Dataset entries
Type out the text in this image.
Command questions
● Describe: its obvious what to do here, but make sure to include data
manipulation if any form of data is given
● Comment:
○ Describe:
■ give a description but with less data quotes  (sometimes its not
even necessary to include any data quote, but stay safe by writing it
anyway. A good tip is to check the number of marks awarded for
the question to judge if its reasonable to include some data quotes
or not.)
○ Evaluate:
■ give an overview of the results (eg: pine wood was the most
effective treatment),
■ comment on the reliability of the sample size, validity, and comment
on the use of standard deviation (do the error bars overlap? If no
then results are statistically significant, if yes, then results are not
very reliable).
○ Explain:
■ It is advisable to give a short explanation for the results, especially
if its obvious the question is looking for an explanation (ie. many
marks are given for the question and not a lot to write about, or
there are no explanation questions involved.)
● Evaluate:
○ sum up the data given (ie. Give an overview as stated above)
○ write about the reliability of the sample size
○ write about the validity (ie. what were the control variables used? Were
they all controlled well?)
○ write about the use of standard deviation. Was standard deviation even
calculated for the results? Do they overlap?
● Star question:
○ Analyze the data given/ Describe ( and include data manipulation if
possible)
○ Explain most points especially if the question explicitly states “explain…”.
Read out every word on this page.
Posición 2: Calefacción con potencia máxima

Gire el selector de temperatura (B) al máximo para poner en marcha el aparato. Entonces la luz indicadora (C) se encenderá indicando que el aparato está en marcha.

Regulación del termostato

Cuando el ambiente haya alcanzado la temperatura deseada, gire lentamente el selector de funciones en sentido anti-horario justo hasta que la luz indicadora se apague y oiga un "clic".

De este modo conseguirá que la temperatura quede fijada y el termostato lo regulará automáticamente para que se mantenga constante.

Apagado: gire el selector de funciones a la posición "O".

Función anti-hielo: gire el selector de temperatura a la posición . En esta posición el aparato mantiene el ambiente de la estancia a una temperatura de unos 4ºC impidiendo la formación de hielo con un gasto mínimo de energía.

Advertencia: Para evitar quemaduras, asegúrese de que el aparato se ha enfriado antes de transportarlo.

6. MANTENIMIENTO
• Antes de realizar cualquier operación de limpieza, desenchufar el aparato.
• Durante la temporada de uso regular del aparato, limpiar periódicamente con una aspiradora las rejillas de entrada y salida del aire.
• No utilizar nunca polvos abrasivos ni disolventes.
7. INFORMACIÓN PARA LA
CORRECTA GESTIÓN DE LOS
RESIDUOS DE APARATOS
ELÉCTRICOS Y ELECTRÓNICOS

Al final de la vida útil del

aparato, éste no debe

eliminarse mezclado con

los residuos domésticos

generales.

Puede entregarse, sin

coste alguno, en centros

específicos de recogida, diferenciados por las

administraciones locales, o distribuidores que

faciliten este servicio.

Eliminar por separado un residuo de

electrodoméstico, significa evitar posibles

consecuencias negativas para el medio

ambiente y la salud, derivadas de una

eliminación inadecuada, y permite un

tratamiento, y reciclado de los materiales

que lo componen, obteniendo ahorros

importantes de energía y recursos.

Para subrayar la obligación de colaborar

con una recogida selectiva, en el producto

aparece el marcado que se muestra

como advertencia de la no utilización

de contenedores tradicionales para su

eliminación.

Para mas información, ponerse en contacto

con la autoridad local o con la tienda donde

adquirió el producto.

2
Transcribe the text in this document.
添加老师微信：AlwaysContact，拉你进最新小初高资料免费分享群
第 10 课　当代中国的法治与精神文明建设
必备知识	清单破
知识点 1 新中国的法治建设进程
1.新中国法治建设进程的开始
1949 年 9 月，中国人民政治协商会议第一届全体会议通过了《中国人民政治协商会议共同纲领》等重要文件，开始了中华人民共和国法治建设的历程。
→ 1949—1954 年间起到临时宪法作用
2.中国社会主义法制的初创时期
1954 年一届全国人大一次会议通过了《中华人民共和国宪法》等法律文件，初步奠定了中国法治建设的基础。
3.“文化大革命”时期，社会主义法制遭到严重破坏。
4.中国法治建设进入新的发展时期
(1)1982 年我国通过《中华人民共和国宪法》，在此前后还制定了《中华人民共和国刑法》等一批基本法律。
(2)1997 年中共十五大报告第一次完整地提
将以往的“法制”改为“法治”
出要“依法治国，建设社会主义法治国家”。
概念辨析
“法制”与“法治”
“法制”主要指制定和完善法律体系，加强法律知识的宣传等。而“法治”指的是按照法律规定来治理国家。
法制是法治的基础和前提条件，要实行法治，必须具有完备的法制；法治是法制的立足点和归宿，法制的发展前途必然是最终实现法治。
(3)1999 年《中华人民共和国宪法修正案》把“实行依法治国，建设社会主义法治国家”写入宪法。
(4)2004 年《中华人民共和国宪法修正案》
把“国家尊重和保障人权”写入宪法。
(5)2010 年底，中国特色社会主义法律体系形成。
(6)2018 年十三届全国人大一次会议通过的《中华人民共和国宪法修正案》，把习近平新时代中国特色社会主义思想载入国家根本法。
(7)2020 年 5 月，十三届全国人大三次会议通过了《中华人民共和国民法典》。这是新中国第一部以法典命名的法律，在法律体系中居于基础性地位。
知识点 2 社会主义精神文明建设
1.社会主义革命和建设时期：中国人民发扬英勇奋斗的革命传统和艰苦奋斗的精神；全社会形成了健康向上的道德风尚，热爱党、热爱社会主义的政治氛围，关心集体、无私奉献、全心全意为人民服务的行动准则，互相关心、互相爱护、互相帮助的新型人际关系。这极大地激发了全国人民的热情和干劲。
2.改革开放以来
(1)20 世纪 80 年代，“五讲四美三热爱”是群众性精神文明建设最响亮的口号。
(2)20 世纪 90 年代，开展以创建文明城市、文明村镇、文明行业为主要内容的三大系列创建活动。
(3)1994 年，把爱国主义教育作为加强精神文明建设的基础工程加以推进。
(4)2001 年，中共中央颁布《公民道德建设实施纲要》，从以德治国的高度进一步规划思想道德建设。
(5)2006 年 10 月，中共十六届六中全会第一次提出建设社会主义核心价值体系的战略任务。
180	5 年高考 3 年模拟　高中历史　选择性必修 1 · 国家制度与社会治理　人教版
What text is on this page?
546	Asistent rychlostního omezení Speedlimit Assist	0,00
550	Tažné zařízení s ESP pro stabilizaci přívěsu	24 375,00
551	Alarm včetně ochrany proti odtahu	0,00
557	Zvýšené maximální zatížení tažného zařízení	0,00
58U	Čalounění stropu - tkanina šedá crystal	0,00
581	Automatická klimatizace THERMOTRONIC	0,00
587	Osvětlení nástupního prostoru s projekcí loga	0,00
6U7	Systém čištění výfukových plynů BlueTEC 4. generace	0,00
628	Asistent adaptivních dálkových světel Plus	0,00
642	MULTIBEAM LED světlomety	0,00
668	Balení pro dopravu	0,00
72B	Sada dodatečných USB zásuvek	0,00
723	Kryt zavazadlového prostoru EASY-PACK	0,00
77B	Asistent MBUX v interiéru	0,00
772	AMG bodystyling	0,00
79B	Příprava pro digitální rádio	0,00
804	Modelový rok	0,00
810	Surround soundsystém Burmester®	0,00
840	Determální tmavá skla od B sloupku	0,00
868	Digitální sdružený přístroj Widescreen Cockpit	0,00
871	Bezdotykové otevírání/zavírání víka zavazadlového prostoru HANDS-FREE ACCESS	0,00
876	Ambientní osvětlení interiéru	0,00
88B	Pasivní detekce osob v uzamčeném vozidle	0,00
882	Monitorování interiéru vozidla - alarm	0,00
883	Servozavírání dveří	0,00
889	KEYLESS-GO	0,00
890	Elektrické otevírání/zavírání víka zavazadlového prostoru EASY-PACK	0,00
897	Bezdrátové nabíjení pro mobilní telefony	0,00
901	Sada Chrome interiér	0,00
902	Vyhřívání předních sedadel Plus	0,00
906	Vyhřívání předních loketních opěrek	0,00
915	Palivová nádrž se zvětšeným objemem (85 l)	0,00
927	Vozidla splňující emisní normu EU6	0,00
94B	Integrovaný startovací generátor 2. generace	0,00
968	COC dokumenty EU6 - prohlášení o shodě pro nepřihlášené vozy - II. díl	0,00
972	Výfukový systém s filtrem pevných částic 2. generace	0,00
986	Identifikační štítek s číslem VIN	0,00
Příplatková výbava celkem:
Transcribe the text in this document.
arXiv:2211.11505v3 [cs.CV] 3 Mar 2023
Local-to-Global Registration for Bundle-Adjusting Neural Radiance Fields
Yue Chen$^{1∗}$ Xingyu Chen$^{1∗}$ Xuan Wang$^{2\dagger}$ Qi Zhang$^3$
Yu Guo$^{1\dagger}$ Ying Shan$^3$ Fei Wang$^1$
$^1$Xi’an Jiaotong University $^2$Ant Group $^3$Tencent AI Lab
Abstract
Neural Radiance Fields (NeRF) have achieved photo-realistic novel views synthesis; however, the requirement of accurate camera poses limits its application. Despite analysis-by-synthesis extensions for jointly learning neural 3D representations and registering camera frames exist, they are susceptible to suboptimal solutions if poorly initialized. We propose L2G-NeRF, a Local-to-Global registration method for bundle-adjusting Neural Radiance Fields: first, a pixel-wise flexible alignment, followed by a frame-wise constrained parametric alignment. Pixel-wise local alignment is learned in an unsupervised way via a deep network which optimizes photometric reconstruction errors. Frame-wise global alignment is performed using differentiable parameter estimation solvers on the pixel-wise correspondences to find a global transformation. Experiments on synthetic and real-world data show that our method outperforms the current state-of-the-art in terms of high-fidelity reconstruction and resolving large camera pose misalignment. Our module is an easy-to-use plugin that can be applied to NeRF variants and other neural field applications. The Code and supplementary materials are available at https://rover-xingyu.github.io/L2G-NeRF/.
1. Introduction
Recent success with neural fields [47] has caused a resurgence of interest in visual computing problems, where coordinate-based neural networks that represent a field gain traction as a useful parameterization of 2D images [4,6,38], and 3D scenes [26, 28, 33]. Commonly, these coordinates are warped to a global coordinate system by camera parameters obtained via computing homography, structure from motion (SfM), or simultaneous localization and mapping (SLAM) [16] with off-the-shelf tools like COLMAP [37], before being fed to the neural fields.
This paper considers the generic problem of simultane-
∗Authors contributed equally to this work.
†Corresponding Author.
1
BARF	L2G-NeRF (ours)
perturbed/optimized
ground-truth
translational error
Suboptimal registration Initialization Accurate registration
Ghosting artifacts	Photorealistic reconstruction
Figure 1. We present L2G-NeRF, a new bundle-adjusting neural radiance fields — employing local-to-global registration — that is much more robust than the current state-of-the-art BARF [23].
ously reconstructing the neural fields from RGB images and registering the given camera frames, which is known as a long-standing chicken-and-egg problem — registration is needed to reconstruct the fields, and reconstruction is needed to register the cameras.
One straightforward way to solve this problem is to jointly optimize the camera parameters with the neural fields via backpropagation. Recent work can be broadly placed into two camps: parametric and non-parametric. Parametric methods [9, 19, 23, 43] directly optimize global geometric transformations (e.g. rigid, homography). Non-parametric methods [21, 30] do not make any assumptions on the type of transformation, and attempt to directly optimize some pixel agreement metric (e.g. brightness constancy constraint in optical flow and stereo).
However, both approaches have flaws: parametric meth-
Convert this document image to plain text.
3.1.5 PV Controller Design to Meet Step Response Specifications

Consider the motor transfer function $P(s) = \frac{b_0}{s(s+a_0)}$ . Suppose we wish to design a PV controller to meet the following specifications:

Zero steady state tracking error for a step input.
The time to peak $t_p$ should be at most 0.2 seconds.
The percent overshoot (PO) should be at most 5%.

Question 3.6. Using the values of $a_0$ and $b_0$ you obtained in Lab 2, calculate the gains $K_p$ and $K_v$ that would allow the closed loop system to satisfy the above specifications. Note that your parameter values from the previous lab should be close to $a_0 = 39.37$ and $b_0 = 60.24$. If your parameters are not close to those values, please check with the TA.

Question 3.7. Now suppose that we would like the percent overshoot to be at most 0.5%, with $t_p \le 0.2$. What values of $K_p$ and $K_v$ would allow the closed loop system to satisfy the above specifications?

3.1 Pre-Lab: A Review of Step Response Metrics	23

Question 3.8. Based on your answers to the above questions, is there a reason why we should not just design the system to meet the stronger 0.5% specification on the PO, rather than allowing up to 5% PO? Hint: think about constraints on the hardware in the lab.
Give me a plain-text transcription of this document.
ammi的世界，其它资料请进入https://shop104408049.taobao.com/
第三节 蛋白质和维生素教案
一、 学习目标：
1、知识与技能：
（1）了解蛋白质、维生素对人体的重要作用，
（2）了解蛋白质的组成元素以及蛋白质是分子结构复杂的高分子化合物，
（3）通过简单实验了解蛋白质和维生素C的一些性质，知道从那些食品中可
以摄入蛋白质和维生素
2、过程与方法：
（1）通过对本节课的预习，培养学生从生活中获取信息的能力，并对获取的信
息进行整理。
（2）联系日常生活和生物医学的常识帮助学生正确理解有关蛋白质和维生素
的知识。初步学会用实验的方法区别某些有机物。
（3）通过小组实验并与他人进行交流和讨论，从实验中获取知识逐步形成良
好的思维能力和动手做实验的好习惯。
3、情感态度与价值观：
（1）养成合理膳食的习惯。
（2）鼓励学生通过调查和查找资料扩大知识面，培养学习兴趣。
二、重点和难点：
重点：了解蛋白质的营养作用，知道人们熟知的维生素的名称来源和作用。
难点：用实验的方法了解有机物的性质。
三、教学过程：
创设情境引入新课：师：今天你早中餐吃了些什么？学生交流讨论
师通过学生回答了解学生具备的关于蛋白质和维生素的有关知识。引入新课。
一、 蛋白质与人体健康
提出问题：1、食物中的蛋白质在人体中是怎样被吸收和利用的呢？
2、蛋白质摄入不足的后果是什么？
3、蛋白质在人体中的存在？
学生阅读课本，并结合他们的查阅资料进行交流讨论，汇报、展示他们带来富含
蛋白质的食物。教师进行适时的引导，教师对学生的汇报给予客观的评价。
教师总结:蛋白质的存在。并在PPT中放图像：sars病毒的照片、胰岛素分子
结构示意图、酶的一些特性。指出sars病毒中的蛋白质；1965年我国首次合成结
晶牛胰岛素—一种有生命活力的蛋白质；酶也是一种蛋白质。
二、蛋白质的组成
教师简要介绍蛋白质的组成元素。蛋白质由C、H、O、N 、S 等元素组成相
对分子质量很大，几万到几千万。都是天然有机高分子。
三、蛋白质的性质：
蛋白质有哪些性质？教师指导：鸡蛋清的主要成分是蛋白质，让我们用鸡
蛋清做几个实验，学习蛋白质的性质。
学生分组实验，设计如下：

WHAT THIS TASK INVOLVES: Find each line holding the word "funciones" and copy it.

TASK ANSWER:
Cuando el ambiente haya alcanzado la temperatura deseada, gire lentamente el selector de funciones en sentido anti-horario justo hasta que la luz indicadora se apague y oiga un "clic".
Apagado: gire el selector de funciones a la posición "O".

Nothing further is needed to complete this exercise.